> _WHAT IS NEEDED_:
Pick out every line that holds the string "before" and copy it.

################

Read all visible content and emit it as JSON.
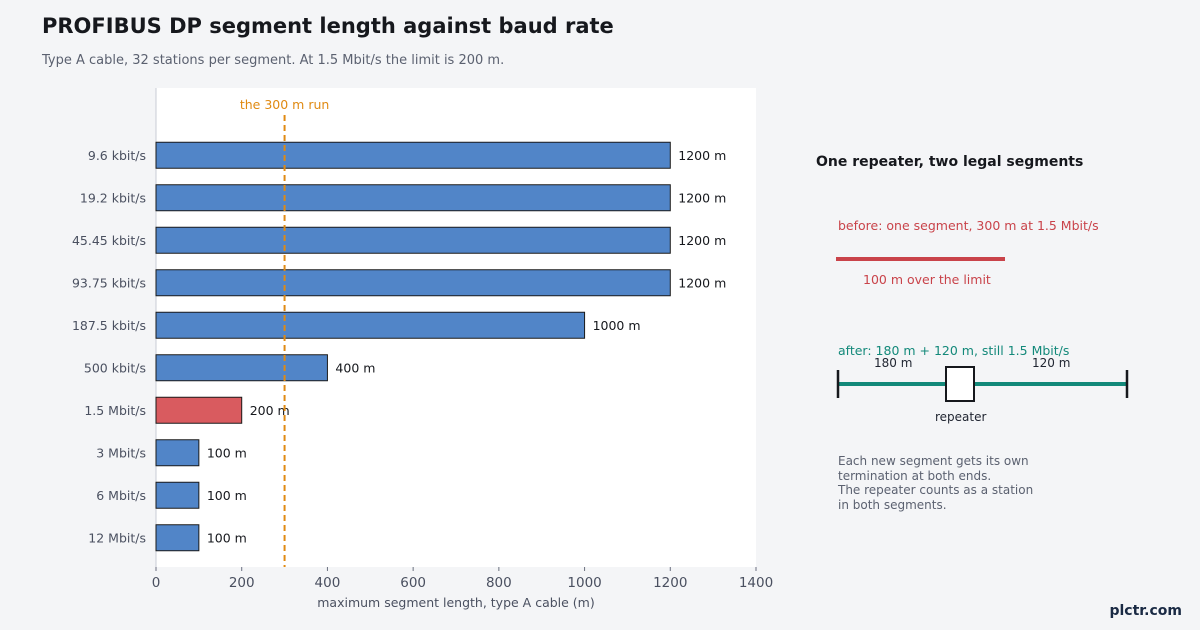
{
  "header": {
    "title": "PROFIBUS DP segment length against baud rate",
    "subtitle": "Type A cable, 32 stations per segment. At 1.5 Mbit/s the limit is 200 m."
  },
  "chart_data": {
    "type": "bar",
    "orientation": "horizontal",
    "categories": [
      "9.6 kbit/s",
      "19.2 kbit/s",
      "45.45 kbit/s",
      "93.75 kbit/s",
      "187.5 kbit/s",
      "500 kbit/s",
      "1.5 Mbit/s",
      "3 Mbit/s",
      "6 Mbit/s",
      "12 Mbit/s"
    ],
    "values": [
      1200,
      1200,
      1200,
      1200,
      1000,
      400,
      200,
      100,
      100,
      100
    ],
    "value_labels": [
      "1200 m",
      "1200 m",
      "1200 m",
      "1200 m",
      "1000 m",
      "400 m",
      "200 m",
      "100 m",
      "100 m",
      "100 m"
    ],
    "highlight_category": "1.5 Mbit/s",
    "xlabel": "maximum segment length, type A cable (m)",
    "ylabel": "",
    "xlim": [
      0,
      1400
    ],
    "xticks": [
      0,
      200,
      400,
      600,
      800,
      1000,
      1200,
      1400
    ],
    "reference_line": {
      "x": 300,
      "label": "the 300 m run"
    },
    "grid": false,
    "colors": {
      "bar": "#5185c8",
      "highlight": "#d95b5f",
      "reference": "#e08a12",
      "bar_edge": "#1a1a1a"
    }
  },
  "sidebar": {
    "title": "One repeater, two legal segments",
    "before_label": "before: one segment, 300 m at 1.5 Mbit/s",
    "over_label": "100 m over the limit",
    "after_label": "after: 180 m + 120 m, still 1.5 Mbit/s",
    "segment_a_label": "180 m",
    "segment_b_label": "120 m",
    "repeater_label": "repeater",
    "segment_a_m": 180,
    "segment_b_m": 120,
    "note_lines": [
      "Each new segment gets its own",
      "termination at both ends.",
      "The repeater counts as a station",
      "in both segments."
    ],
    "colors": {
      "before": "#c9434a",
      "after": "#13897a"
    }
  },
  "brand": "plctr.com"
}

################

> _SOLUTION TO THIS TASK_:
    "before_label": "before: one segment, 300 m at 1.5 Mbit/s",
      "before": "#c9434a",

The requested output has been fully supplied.